Write the records out again, precisely as they stand.

— start of DATASET EXCERPTS —

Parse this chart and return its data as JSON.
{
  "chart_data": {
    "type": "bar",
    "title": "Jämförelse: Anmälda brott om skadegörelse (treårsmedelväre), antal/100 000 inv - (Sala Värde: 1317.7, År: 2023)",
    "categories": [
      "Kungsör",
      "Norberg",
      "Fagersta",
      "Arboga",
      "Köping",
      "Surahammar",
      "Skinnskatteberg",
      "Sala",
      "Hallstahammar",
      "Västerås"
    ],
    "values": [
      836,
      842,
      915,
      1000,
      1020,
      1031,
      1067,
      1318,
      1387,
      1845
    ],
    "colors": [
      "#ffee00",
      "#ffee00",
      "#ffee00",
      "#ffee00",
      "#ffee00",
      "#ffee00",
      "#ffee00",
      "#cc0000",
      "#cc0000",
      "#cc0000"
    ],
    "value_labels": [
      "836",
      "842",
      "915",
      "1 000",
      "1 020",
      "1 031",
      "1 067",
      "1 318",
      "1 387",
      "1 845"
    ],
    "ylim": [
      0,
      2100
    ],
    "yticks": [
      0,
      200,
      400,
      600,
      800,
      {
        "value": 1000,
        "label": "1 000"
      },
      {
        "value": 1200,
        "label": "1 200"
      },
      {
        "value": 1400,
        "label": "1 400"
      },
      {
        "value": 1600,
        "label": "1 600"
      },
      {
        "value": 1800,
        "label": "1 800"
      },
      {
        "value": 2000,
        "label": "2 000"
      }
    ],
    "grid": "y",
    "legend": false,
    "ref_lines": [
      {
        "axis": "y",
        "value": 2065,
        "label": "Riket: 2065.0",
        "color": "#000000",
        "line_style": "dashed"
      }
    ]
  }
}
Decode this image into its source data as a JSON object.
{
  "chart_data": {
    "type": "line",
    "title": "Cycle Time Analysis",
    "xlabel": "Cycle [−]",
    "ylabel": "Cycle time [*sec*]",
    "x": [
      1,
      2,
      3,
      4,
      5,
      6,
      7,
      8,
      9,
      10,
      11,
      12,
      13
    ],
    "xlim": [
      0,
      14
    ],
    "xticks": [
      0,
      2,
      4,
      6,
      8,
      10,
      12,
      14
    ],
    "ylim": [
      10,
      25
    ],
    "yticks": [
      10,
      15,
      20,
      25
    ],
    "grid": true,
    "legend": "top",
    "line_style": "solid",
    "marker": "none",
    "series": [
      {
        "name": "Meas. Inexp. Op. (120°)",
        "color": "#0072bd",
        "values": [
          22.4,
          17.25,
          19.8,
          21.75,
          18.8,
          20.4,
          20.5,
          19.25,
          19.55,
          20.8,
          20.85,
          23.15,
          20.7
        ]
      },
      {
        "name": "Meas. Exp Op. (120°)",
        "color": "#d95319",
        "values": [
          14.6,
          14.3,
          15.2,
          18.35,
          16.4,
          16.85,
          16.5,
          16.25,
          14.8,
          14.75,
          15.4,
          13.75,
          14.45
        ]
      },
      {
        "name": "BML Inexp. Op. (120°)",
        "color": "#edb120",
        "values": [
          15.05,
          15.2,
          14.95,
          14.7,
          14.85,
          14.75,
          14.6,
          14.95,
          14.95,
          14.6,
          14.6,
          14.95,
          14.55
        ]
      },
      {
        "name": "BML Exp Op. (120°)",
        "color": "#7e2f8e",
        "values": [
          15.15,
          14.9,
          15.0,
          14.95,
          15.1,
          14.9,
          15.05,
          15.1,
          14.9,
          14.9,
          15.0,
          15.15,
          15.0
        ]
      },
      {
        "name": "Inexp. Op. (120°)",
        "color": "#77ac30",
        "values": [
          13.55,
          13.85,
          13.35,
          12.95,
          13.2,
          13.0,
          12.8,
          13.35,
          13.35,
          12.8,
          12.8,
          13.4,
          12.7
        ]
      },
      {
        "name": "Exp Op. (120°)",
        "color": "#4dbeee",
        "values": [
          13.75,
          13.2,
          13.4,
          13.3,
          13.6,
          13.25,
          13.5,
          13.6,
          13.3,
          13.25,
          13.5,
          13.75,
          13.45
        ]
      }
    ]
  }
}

— end of DATASET EXCERPTS —

**ANSWER IN FULL:**
Parse this chart and return its data as JSON.
{
  "chart_data": {
    "type": "bar",
    "title": "Jämförelse: Anmälda brott om skadegörelse (treårsmedelväre), antal/100 000 inv - (Sala Värde: 1317.7, År: 2023)",
    "categories": [
      "Kungsör",
      "Norberg",
      "Fagersta",
      "Arboga",
      "Köping",
      "Surahammar",
      "Skinnskatteberg",
      "Sala",
      "Hallstahammar",
      "Västerås"
    ],
    "values": [
      836,
      842,
      915,
      1000,
      1020,
      1031,
      1067,
      1318,
      1387,
      1845
    ],
    "colors": [
      "#ffee00",
      "#ffee00",
      "#ffee00",
      "#ffee00",
      "#ffee00",
      "#ffee00",
      "#ffee00",
      "#cc0000",
      "#cc0000",
      "#cc0000"
    ],
    "value_labels": [
      "836",
      "842",
      "915",
      "1 000",
      "1 020",
      "1 031",
      "1 067",
      "1 318",
      "1 387",
      "1 845"
    ],
    "ylim": [
      0,
      2100
    ],
    "yticks": [
      0,
      200,
      400,
      600,
      800,
      {
        "value": 1000,
        "label": "1 000"
      },
      {
        "value": 1200,
        "label": "1 200"
      },
      {
        "value": 1400,
        "label": "1 400"
      },
      {
        "value": 1600,
        "label": "1 600"
      },
      {
        "value": 1800,
        "label": "1 800"
      },
      {
        "value": 2000,
        "label": "2 000"
      }
    ],
    "grid": "y",
    "legend": false,
    "ref_lines": [
      {
        "axis": "y",
        "value": 2065,
        "label": "Riket: 2065.0",
        "color": "#000000",
        "line_style": "dashed"
      }
    ]
  }
}
Decode this image into its source data as a JSON object.
{
  "chart_data": {
    "type": "line",
    "title": "Cycle Time Analysis",
    "xlabel": "Cycle [−]",
    "ylabel": "Cycle time [*sec*]",
    "x": [
      1,
      2,
      3,
      4,
      5,
      6,
      7,
      8,
      9,
      10,
      11,
      12,
      13
    ],
    "xlim": [
      0,
      14
    ],
    "xticks": [
      0,
      2,
      4,
      6,
      8,
      10,
      12,
      14
    ],
    "ylim": [
      10,
      25
    ],
    "yticks": [
      10,
      15,
      20,
      25
    ],
    "grid": true,
    "legend": "top",
    "line_style": "solid",
    "marker": "none",
    "series": [
      {
        "name": "Meas. Inexp. Op. (120°)",
        "color": "#0072bd",
        "values": [
          22.4,
          17.25,
          19.8,
          21.75,
          18.8,
          20.4,
          20.5,
          19.25,
          19.55,
          20.8,
          20.85,
          23.15,
          20.7
        ]
      },
      {
        "name": "Meas. Exp Op. (120°)",
        "color": "#d95319",
        "values": [
          14.6,
          14.3,
          15.2,
          18.35,
          16.4,
          16.85,
          16.5,
          16.25,
          14.8,
          14.75,
          15.4,
          13.75,
          14.45
        ]
      },
      {
        "name": "BML Inexp. Op. (120°)",
        "color": "#edb120",
        "values": [
          15.05,
          15.2,
          14.95,
          14.7,
          14.85,
          14.75,
          14.6,
          14.95,
          14.95,
          14.6,
          14.6,
          14.95,
          14.55
        ]
      },
      {
        "name": "BML Exp Op. (120°)",
        "color": "#7e2f8e",
        "values": [
          15.15,
          14.9,
          15.0,
          14.95,
          15.1,
          14.9,
          15.05,
          15.1,
          14.9,
          14.9,
          15.0,
          15.15,
          15.0
        ]
      },
      {
        "name": "Inexp. Op. (120°)",
        "color": "#77ac30",
        "values": [
          13.55,
          13.85,
          13.35,
          12.95,
          13.2,
          13.0,
          12.8,
          13.35,
          13.35,
          12.8,
          12.8,
          13.4,
          12.7
        ]
      },
      {
        "name": "Exp Op. (120°)",
        "color": "#4dbeee",
        "values": [
          13.75,
          13.2,
          13.4,
          13.3,
          13.6,
          13.25,
          13.5,
          13.6,
          13.3,
          13.25,
          13.5,
          13.75,
          13.45
        ]
      }
    ]
  }
}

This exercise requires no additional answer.